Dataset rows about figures
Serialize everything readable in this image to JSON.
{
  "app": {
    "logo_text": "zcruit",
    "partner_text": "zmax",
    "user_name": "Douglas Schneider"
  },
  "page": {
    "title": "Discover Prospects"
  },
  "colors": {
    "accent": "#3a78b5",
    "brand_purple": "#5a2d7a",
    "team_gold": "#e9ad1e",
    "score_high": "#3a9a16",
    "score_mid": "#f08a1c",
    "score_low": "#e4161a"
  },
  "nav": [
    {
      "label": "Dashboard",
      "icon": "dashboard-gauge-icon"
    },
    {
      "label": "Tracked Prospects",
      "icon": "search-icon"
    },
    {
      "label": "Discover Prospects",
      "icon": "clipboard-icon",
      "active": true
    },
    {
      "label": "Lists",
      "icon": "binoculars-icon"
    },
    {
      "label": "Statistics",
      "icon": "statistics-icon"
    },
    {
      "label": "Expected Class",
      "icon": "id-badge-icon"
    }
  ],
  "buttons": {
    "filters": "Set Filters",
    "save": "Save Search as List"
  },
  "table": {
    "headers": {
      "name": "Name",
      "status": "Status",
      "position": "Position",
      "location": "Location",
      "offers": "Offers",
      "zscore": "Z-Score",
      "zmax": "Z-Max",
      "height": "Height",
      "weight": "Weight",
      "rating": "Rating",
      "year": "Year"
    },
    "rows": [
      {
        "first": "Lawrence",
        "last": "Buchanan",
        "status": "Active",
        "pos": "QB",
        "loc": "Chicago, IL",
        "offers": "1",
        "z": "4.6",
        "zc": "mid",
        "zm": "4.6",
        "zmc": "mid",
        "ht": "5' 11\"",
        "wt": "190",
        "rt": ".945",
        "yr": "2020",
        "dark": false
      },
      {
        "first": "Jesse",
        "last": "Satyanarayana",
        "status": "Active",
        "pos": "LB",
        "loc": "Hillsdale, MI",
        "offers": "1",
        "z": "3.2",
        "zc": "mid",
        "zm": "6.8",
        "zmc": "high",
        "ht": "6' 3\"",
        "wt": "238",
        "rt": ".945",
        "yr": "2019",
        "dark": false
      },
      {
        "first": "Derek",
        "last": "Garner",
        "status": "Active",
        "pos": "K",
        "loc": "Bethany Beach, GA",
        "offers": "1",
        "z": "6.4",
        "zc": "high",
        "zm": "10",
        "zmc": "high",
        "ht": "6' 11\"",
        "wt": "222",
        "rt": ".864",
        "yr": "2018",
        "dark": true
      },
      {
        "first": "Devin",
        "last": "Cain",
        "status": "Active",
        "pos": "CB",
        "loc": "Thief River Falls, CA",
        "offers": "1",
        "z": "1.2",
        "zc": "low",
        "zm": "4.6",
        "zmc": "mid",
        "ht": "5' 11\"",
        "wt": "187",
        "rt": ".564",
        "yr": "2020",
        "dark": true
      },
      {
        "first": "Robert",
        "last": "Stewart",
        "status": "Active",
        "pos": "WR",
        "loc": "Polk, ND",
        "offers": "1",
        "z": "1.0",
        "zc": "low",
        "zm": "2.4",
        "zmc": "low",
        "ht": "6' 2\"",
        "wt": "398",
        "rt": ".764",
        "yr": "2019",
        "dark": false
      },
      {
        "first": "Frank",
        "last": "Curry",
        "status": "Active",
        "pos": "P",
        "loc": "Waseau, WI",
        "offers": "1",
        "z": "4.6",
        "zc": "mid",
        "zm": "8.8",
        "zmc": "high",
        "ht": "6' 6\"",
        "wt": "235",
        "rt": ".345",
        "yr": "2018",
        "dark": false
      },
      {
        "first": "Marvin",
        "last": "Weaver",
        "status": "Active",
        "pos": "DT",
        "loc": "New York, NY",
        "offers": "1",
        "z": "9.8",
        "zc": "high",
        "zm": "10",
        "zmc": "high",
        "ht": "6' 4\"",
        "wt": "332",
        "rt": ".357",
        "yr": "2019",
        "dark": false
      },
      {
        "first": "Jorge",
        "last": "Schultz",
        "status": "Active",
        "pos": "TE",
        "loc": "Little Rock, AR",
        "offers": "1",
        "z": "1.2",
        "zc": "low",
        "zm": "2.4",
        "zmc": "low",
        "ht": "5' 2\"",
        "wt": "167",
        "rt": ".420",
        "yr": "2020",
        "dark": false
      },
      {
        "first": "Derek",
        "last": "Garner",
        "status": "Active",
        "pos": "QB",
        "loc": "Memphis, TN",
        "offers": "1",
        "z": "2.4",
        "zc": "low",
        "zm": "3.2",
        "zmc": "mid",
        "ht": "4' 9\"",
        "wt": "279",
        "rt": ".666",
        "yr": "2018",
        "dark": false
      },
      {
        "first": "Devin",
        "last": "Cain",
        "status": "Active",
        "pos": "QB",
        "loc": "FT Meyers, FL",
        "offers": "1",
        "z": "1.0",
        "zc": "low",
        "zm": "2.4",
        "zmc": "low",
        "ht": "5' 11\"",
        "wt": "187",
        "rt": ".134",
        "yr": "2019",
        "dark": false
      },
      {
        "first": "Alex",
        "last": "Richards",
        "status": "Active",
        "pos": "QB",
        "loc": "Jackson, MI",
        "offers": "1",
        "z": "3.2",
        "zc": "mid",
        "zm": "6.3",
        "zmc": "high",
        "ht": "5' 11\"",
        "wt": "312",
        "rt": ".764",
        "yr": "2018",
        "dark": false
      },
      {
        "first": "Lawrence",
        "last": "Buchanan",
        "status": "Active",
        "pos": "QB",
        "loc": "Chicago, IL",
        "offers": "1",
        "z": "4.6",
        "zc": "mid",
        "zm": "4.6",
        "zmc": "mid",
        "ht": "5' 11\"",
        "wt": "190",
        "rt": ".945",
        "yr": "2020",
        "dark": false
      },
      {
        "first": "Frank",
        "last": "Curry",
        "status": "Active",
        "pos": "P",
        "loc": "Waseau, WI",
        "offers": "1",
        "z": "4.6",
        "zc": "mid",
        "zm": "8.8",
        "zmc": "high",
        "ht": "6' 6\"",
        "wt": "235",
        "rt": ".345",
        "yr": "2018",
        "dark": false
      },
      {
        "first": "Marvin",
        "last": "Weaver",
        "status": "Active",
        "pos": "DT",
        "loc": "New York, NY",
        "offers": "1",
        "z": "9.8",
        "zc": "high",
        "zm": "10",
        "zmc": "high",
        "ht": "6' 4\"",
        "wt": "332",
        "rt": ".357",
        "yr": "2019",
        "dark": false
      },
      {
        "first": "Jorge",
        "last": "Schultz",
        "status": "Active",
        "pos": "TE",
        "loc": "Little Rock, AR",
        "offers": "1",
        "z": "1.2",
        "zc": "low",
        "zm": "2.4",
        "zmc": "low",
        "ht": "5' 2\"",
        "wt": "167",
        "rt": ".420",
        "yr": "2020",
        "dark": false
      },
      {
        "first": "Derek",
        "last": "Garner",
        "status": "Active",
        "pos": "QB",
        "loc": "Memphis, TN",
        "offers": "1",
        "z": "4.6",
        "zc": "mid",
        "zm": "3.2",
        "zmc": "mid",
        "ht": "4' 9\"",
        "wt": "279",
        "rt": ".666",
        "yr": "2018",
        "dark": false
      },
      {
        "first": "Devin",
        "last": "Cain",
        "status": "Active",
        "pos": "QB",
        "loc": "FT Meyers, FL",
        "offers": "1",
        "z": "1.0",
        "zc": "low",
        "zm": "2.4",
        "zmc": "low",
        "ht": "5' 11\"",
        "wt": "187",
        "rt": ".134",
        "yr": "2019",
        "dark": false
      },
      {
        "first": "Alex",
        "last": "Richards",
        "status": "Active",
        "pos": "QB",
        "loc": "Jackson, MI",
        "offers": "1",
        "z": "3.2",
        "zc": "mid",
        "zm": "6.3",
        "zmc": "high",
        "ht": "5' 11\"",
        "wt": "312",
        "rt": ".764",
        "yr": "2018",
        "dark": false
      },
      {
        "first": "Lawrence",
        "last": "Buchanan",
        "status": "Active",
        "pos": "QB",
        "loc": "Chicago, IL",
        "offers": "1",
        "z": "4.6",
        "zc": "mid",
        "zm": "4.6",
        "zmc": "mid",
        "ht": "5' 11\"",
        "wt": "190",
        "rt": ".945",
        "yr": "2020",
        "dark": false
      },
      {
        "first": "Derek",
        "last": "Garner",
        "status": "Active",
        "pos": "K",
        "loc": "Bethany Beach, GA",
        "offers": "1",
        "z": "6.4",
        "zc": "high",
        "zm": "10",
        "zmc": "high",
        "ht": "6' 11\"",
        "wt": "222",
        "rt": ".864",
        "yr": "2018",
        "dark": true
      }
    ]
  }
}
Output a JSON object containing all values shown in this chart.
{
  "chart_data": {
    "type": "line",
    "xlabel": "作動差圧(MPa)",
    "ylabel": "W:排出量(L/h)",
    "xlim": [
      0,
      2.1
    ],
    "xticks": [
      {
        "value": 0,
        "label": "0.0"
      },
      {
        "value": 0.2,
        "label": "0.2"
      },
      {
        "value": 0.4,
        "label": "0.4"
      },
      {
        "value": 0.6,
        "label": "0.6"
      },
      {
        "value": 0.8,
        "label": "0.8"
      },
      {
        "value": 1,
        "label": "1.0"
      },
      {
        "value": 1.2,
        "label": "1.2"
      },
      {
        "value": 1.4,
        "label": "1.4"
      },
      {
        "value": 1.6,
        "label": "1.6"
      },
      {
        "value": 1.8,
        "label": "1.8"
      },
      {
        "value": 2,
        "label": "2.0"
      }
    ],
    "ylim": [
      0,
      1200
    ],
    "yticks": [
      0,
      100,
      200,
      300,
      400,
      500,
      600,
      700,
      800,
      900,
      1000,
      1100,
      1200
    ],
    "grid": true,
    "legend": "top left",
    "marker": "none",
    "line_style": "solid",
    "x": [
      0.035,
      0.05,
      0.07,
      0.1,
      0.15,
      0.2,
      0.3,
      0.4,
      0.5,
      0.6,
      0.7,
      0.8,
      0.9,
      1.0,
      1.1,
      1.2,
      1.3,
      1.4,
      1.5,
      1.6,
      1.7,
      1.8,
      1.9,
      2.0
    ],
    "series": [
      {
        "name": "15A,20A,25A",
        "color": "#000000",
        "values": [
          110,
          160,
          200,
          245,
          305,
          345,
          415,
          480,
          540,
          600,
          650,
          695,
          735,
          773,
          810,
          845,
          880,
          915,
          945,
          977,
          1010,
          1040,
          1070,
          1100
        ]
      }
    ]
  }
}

**Request**. Extract all lines of the records above that include "this".

**Written response**.
Serialize everything readable in this image to JSON.
Output a JSON object containing all values shown in this chart.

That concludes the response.